Nothing but the lines from the one containing "Read this page and output its text content." to the end of the data should be returned, each exactly as written.

** START OF Data **

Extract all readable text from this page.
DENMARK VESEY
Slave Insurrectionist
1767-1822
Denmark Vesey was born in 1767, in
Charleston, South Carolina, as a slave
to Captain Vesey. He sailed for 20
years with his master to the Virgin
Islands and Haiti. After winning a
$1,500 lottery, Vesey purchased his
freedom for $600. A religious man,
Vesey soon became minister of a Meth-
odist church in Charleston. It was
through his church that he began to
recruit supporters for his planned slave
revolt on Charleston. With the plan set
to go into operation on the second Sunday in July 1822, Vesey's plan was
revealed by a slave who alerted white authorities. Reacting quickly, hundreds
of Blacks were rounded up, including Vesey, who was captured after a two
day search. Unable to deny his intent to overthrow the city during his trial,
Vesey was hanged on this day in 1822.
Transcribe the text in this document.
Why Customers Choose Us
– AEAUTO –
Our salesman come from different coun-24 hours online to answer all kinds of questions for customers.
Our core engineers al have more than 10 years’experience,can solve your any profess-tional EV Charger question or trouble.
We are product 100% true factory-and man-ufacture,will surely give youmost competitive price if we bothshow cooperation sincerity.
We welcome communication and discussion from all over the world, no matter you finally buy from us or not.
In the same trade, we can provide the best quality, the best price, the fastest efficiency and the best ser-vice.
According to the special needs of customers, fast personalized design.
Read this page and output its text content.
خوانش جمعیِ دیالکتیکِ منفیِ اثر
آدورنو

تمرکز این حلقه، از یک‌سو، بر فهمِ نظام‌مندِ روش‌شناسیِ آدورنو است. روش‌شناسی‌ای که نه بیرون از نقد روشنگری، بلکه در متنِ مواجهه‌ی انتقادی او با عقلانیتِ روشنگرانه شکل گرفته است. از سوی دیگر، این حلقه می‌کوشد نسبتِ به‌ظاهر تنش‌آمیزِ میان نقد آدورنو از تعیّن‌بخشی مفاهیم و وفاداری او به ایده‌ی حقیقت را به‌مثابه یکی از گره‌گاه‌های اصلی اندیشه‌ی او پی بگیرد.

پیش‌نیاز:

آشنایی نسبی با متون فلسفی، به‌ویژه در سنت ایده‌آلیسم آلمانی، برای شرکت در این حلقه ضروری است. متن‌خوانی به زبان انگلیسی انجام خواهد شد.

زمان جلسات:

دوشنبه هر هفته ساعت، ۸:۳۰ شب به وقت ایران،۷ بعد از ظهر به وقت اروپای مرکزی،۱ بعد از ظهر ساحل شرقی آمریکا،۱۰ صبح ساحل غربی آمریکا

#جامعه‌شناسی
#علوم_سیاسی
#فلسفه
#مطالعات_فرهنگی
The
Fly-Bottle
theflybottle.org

** END OF Data **

Exercise output ▸
Read this page and output its text content.
خوانش جمعیِ دیالکتیکِ منفیِ اثر
آدورنو

تمرکز این حلقه، از یک‌سو، بر فهمِ نظام‌مندِ روش‌شناسیِ آدورنو است. روش‌شناسی‌ای که نه بیرون از نقد روشنگری، بلکه در متنِ مواجهه‌ی انتقادی او با عقلانیتِ روشنگرانه شکل گرفته است. از سوی دیگر، این حلقه می‌کوشد نسبتِ به‌ظاهر تنش‌آمیزِ میان نقد آدورنو از تعیّن‌بخشی مفاهیم و وفاداری او به ایده‌ی حقیقت را به‌مثابه یکی از گره‌گاه‌های اصلی اندیشه‌ی او پی بگیرد.

پیش‌نیاز:

آشنایی نسبی با متون فلسفی، به‌ویژه در سنت ایده‌آلیسم آلمانی، برای شرکت در این حلقه ضروری است. متن‌خوانی به زبان انگلیسی انجام خواهد شد.

زمان جلسات:

دوشنبه هر هفته ساعت، ۸:۳۰ شب به وقت ایران،۷ بعد از ظهر به وقت اروپای مرکزی،۱ بعد از ظهر ساحل شرقی آمریکا،۱۰ صبح ساحل غربی آمریکا

#جامعه‌شناسی
#علوم_سیاسی
#فلسفه
#مطالعات_فرهنگی
The
Fly-Bottle
theflybottle.org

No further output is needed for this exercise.